### Your goal:
Gather up every line that includes the string "casa".
## start Materials provided
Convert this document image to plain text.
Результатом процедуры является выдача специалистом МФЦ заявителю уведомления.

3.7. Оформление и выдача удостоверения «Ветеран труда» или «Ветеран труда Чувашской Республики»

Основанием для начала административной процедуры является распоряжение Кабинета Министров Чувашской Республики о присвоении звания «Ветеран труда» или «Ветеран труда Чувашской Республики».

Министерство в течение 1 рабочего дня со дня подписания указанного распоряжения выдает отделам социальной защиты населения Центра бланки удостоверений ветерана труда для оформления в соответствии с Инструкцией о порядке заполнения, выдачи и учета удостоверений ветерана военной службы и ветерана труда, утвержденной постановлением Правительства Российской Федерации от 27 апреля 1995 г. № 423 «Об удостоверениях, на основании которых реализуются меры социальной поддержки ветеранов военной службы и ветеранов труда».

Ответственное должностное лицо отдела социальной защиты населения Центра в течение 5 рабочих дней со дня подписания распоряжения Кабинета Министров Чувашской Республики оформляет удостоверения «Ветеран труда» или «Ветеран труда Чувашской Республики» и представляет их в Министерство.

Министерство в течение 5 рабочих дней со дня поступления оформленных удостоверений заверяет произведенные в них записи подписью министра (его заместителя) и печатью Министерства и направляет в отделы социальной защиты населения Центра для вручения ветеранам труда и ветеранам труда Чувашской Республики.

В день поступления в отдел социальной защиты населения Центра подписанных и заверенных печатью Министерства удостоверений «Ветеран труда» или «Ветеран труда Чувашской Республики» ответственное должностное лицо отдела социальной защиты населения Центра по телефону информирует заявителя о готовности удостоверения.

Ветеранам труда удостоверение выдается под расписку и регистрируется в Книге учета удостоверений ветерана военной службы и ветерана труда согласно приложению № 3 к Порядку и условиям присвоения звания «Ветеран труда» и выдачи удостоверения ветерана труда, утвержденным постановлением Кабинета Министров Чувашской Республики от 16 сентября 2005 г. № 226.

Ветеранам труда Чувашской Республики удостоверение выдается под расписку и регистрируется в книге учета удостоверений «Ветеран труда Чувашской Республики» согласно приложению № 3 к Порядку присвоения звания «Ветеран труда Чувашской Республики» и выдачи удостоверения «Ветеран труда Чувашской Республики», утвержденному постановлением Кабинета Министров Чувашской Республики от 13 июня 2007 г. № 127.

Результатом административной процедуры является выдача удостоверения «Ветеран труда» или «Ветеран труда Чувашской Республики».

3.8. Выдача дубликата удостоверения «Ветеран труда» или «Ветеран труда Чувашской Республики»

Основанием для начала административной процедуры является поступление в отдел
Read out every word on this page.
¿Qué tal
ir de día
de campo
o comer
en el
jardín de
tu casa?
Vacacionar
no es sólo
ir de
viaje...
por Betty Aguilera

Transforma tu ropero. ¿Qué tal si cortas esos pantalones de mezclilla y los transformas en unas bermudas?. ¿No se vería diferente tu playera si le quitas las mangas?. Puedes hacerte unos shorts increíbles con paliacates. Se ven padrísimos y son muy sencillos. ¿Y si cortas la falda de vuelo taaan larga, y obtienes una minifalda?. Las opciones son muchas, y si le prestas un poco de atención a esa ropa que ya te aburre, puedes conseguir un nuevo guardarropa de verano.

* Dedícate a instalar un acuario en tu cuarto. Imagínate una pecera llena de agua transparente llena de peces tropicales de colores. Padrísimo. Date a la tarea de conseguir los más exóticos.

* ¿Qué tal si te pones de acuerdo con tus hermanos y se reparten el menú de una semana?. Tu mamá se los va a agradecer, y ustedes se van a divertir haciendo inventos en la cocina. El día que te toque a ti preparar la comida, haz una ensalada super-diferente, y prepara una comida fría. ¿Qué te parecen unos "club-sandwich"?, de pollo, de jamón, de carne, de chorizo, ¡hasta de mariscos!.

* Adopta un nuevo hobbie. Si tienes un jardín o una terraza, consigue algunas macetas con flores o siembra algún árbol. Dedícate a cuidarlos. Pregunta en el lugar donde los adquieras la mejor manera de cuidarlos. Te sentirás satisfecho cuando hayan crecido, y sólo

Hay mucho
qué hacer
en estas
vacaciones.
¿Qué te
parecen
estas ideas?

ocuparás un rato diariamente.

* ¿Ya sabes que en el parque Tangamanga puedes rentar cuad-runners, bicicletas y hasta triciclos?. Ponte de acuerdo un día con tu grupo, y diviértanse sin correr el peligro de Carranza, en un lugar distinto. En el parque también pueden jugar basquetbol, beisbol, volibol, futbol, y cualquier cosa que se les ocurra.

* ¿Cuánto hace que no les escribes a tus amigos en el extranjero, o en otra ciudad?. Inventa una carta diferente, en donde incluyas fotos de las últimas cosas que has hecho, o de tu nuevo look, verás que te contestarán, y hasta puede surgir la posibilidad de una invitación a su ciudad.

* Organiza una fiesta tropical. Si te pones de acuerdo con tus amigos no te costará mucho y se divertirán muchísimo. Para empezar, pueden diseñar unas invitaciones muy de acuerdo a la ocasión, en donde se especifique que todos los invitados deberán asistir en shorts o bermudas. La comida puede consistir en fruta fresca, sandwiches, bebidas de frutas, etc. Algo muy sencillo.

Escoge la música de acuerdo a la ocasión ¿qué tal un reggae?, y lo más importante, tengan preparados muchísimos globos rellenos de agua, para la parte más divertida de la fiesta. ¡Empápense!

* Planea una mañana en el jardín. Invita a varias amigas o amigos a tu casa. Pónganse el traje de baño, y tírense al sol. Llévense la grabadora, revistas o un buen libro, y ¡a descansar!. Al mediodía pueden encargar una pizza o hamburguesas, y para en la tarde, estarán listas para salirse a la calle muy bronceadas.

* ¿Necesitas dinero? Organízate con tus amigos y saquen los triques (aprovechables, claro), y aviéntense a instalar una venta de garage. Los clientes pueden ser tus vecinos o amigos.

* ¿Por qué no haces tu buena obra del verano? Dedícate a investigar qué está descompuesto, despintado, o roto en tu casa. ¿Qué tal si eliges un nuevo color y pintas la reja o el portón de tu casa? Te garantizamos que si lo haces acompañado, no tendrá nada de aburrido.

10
## end Materials provided
### Answer to this problem:
tu casa?
* Planea una mañana en el jardín. Invita a varias amigas o amigos a tu casa. Pónganse el traje de baño, y tírense al sol. Llévense la grabadora, revistas o un buen libro, y ¡a descansar!. Al mediodía pueden encargar una pizza o hamburguesas, y para en la tarde, estarán listas para salirse a la calle muy bronceadas.
* ¿Por qué no haces tu buena obra del verano? Dedícate a investigar qué está descompuesto, despintado, o roto en tu casa. ¿Qué tal si eliges un nuevo color y pintas la reja o el portón de tu casa? Te garantizamos que si lo haces acompañado, no tendrá nada de aburrido.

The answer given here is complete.